Job:
Your task is to filter the data below down to the lines holding "options".

Data in this exercise:
....

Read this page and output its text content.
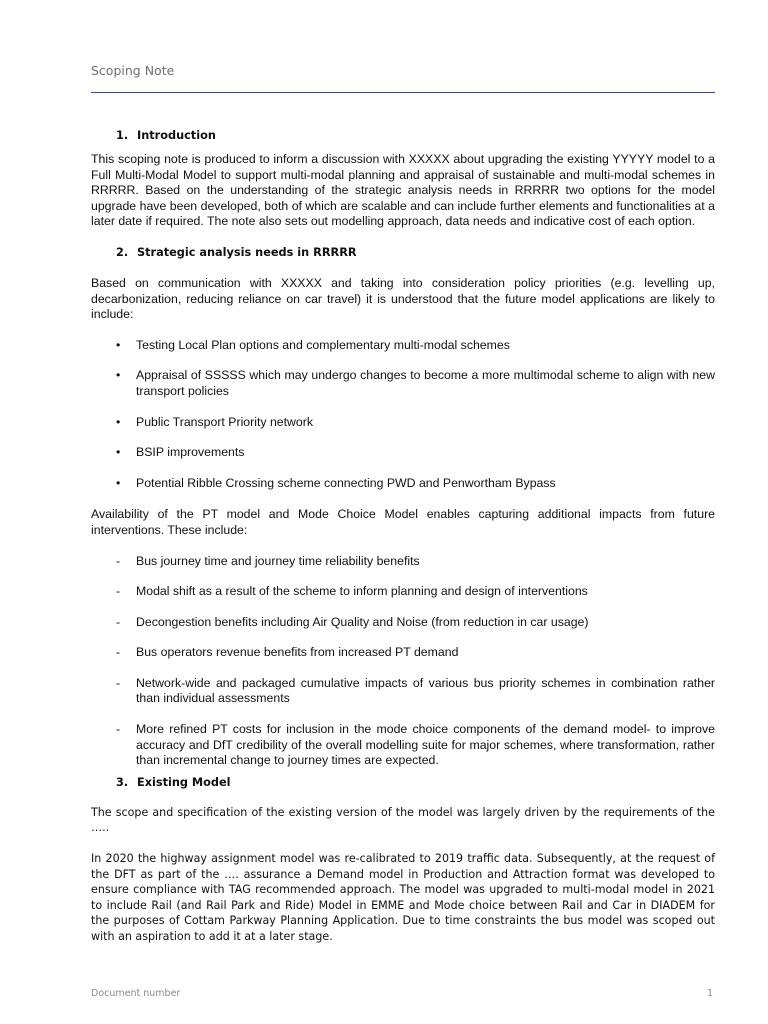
Scoping Note
1. Introduction

This scoping note is produced to inform a discussion with XXXXX about upgrading the existing YYYYY model to a Full Multi-Modal Model to support multi-modal planning and appraisal of sustainable and multi-modal schemes in RRRRR. Based on the understanding of the strategic analysis needs in RRRRR two options for the model upgrade have been developed, both of which are scalable and can include further elements and functionalities at a later date if required. The note also sets out modelling approach, data needs and indicative cost of each option.

2. Strategic analysis needs in RRRRR

Based on communication with XXXXX and taking into consideration policy priorities (e.g. levelling up, decarbonization, reducing reliance on car travel) it is understood that the future model applications are likely to include:

• Testing Local Plan options and complementary multi-modal schemes
• Appraisal of SSSSS which may undergo changes to become a more multimodal scheme to align with new transport policies
• Public Transport Priority network
• BSIP improvements
• Potential Ribble Crossing scheme connecting PWD and Penwortham Bypass

Availability of the PT model and Mode Choice Model enables capturing additional impacts from future interventions. These include:

- Bus journey time and journey time reliability benefits
- Modal shift as a result of the scheme to inform planning and design of interventions
- Decongestion benefits including Air Quality and Noise (from reduction in car usage)
- Bus operators revenue benefits from increased PT demand
- Network-wide and packaged cumulative impacts of various bus priority schemes in combination rather than individual assessments
- More refined PT costs for inclusion in the mode choice components of the demand model- to improve accuracy and DfT credibility of the overall modelling suite for major schemes, where transformation, rather than incremental change to journey times are expected.
3. Existing Model

The scope and specification of the existing version of the model was largely driven by the requirements of the …..

In 2020 the highway assignment model was re-calibrated to 2019 traffic data. Subsequently, at the request of the DFT as part of the …. assurance a Demand model in Production and Attraction format was developed to ensure compliance with TAG recommended approach. The model was upgraded to multi-modal model in 2021 to include Rail (and Rail Park and Ride) Model in EMME and Mode choice between Rail and Car in DIADEM for the purposes of Cottam Parkway Planning Application. Due to time constraints the bus model was scoped out with an aspiration to add it at a later stage.

Document number	1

....

Worked answer:
This scoping note is produced to inform a discussion with XXXXX about upgrading the existing YYYYY model to a Full Multi-Modal Model to support multi-modal planning and appraisal of sustainable and multi-modal schemes in RRRRR. Based on the understanding of the strategic analysis needs in RRRRR two options for the model upgrade have been developed, both of which are scalable and can include further elements and functionalities at a later date if required. The note also sets out modelling approach, data needs and indicative cost of each option.
• Testing Local Plan options and complementary multi-modal schemes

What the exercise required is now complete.